* YOUR INSTRUCTIONS
Reproduce all of the material exactly as shown.

---

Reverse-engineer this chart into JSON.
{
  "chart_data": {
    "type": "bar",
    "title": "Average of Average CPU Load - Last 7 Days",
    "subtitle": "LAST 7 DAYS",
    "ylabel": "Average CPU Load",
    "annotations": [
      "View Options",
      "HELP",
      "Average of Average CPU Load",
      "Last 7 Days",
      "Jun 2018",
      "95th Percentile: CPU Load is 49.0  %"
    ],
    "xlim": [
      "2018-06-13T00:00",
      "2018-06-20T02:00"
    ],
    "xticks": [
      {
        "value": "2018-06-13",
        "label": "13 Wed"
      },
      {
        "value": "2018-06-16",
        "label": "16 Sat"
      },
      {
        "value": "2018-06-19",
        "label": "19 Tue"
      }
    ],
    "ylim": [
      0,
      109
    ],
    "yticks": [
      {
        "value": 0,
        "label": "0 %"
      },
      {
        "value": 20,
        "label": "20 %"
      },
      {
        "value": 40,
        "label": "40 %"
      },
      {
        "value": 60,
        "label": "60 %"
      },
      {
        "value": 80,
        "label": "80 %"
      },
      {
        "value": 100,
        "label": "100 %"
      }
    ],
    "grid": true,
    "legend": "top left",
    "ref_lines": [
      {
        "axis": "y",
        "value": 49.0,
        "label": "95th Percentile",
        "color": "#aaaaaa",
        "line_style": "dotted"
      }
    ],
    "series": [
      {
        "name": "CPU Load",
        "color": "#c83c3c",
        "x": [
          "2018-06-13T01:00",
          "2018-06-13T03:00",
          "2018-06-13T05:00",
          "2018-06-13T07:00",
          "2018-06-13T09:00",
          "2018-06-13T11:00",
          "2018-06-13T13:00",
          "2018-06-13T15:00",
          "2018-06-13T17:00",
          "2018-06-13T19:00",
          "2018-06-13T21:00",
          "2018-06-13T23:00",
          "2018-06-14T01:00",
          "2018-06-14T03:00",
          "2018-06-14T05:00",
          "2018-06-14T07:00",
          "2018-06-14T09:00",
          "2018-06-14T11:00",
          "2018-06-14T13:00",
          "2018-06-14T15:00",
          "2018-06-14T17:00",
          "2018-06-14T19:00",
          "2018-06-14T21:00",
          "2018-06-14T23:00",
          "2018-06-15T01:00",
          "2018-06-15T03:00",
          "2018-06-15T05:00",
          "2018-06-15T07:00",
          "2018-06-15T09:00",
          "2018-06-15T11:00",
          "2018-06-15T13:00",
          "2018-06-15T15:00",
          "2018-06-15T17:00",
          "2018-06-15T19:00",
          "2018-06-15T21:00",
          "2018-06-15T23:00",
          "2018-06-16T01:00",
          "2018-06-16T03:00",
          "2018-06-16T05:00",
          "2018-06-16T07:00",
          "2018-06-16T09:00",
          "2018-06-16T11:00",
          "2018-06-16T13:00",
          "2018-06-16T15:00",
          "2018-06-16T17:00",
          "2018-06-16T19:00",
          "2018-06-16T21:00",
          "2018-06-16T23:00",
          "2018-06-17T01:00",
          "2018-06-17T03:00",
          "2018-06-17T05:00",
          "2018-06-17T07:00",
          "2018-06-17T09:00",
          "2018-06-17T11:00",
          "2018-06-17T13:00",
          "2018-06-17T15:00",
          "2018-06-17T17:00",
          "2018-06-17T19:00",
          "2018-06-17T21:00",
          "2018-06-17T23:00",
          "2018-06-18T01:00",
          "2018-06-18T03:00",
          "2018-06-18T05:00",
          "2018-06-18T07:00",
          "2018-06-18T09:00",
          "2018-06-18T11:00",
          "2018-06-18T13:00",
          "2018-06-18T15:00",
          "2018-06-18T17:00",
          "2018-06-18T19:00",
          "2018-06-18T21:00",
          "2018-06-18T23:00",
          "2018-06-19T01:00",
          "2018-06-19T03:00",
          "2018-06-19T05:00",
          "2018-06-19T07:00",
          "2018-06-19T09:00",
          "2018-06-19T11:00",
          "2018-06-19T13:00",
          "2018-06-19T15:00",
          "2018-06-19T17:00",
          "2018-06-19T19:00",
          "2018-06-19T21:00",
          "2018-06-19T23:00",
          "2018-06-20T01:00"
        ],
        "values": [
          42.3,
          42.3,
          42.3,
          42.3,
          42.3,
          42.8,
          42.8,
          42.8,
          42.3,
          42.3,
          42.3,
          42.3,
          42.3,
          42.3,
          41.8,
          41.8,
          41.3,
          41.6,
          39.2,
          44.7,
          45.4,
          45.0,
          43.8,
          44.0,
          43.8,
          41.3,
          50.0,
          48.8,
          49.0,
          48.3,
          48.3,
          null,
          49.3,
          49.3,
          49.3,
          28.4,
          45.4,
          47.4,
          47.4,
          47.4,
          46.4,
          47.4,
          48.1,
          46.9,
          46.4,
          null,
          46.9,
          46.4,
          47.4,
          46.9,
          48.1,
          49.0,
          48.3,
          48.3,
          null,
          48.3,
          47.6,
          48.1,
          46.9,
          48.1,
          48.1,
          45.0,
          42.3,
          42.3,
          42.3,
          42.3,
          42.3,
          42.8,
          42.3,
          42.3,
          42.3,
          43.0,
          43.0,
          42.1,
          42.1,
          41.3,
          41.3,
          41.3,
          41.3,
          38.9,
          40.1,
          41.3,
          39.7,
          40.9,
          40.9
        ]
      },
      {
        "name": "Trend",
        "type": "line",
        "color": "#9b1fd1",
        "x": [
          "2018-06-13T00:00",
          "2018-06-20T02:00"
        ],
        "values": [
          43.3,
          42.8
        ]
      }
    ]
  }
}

---

* SOLUTION TO THE PROBLEM
Reverse-engineer this chart into JSON.
{
  "chart_data": {
    "type": "bar",
    "title": "Average of Average CPU Load - Last 7 Days",
    "subtitle": "LAST 7 DAYS",
    "ylabel": "Average CPU Load",
    "annotations": [
      "View Options",
      "HELP",
      "Average of Average CPU Load",
      "Last 7 Days",
      "Jun 2018",
      "95th Percentile: CPU Load is 49.0  %"
    ],
    "xlim": [
      "2018-06-13T00:00",
      "2018-06-20T02:00"
    ],
    "xticks": [
      {
        "value": "2018-06-13",
        "label": "13 Wed"
      },
      {
        "value": "2018-06-16",
        "label": "16 Sat"
      },
      {
        "value": "2018-06-19",
        "label": "19 Tue"
      }
    ],
    "ylim": [
      0,
      109
    ],
    "yticks": [
      {
        "value": 0,
        "label": "0 %"
      },
      {
        "value": 20,
        "label": "20 %"
      },
      {
        "value": 40,
        "label": "40 %"
      },
      {
        "value": 60,
        "label": "60 %"
      },
      {
        "value": 80,
        "label": "80 %"
      },
      {
        "value": 100,
        "label": "100 %"
      }
    ],
    "grid": true,
    "legend": "top left",
    "ref_lines": [
      {
        "axis": "y",
        "value": 49.0,
        "label": "95th Percentile",
        "color": "#aaaaaa",
        "line_style": "dotted"
      }
    ],
    "series": [
      {
        "name": "CPU Load",
        "color": "#c83c3c",
        "x": [
          "2018-06-13T01:00",
          "2018-06-13T03:00",
          "2018-06-13T05:00",
          "2018-06-13T07:00",
          "2018-06-13T09:00",
          "2018-06-13T11:00",
          "2018-06-13T13:00",
          "2018-06-13T15:00",
          "2018-06-13T17:00",
          "2018-06-13T19:00",
          "2018-06-13T21:00",
          "2018-06-13T23:00",
          "2018-06-14T01:00",
          "2018-06-14T03:00",
          "2018-06-14T05:00",
          "2018-06-14T07:00",
          "2018-06-14T09:00",
          "2018-06-14T11:00",
          "2018-06-14T13:00",
          "2018-06-14T15:00",
          "2018-06-14T17:00",
          "2018-06-14T19:00",
          "2018-06-14T21:00",
          "2018-06-14T23:00",
          "2018-06-15T01:00",
          "2018-06-15T03:00",
          "2018-06-15T05:00",
          "2018-06-15T07:00",
          "2018-06-15T09:00",
          "2018-06-15T11:00",
          "2018-06-15T13:00",
          "2018-06-15T15:00",
          "2018-06-15T17:00",
          "2018-06-15T19:00",
          "2018-06-15T21:00",
          "2018-06-15T23:00",
          "2018-06-16T01:00",
          "2018-06-16T03:00",
          "2018-06-16T05:00",
          "2018-06-16T07:00",
          "2018-06-16T09:00",
          "2018-06-16T11:00",
          "2018-06-16T13:00",
          "2018-06-16T15:00",
          "2018-06-16T17:00",
          "2018-06-16T19:00",
          "2018-06-16T21:00",
          "2018-06-16T23:00",
          "2018-06-17T01:00",
          "2018-06-17T03:00",
          "2018-06-17T05:00",
          "2018-06-17T07:00",
          "2018-06-17T09:00",
          "2018-06-17T11:00",
          "2018-06-17T13:00",
          "2018-06-17T15:00",
          "2018-06-17T17:00",
          "2018-06-17T19:00",
          "2018-06-17T21:00",
          "2018-06-17T23:00",
          "2018-06-18T01:00",
          "2018-06-18T03:00",
          "2018-06-18T05:00",
          "2018-06-18T07:00",
          "2018-06-18T09:00",
          "2018-06-18T11:00",
          "2018-06-18T13:00",
          "2018-06-18T15:00",
          "2018-06-18T17:00",
          "2018-06-18T19:00",
          "2018-06-18T21:00",
          "2018-06-18T23:00",
          "2018-06-19T01:00",
          "2018-06-19T03:00",
          "2018-06-19T05:00",
          "2018-06-19T07:00",
          "2018-06-19T09:00",
          "2018-06-19T11:00",
          "2018-06-19T13:00",
          "2018-06-19T15:00",
          "2018-06-19T17:00",
          "2018-06-19T19:00",
          "2018-06-19T21:00",
          "2018-06-19T23:00",
          "2018-06-20T01:00"
        ],
        "values": [
          42.3,
          42.3,
          42.3,
          42.3,
          42.3,
          42.8,
          42.8,
          42.8,
          42.3,
          42.3,
          42.3,
          42.3,
          42.3,
          42.3,
          41.8,
          41.8,
          41.3,
          41.6,
          39.2,
          44.7,
          45.4,
          45.0,
          43.8,
          44.0,
          43.8,
          41.3,
          50.0,
          48.8,
          49.0,
          48.3,
          48.3,
          null,
          49.3,
          49.3,
          49.3,
          28.4,
          45.4,
          47.4,
          47.4,
          47.4,
          46.4,
          47.4,
          48.1,
          46.9,
          46.4,
          null,
          46.9,
          46.4,
          47.4,
          46.9,
          48.1,
          49.0,
          48.3,
          48.3,
          null,
          48.3,
          47.6,
          48.1,
          46.9,
          48.1,
          48.1,
          45.0,
          42.3,
          42.3,
          42.3,
          42.3,
          42.3,
          42.8,
          42.3,
          42.3,
          42.3,
          43.0,
          43.0,
          42.1,
          42.1,
          41.3,
          41.3,
          41.3,
          41.3,
          38.9,
          40.1,
          41.3,
          39.7,
          40.9,
          40.9
        ]
      },
      {
        "name": "Trend",
        "type": "line",
        "color": "#9b1fd1",
        "x": [
          "2018-06-13T00:00",
          "2018-06-20T02:00"
        ],
        "values": [
          43.3,
          42.8
        ]
      }
    ]
  }
}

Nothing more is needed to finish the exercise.